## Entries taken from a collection
┄┄┄┄┄┄

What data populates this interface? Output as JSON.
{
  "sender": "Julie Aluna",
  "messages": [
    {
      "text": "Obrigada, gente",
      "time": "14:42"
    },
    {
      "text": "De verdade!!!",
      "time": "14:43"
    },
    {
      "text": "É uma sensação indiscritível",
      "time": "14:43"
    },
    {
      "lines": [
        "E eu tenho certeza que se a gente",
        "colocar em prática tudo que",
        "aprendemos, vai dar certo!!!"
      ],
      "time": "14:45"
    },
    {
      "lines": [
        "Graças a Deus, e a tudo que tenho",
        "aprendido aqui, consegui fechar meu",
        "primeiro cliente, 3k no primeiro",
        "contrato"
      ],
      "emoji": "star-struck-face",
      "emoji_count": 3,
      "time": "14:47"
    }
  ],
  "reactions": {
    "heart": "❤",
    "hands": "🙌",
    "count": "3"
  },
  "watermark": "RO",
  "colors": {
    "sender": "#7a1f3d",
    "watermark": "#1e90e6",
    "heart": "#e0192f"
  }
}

┄┄┄┄┄┄

## WHAT THIS TASK INVOLVES
Your task is to reproduce the whole listing exactly.

## FINAL RESULT
What data populates this interface? Output as JSON.
{
  "sender": "Julie Aluna",
  "messages": [
    {
      "text": "Obrigada, gente",
      "time": "14:42"
    },
    {
      "text": "De verdade!!!",
      "time": "14:43"
    },
    {
      "text": "É uma sensação indiscritível",
      "time": "14:43"
    },
    {
      "lines": [
        "E eu tenho certeza que se a gente",
        "colocar em prática tudo que",
        "aprendemos, vai dar certo!!!"
      ],
      "time": "14:45"
    },
    {
      "lines": [
        "Graças a Deus, e a tudo que tenho",
        "aprendido aqui, consegui fechar meu",
        "primeiro cliente, 3k no primeiro",
        "contrato"
      ],
      "emoji": "star-struck-face",
      "emoji_count": 3,
      "time": "14:47"
    }
  ],
  "reactions": {
    "heart": "❤",
    "hands": "🙌",
    "count": "3"
  },
  "watermark": "RO",
  "colors": {
    "sender": "#7a1f3d",
    "watermark": "#1e90e6",
    "heart": "#e0192f"
  }
}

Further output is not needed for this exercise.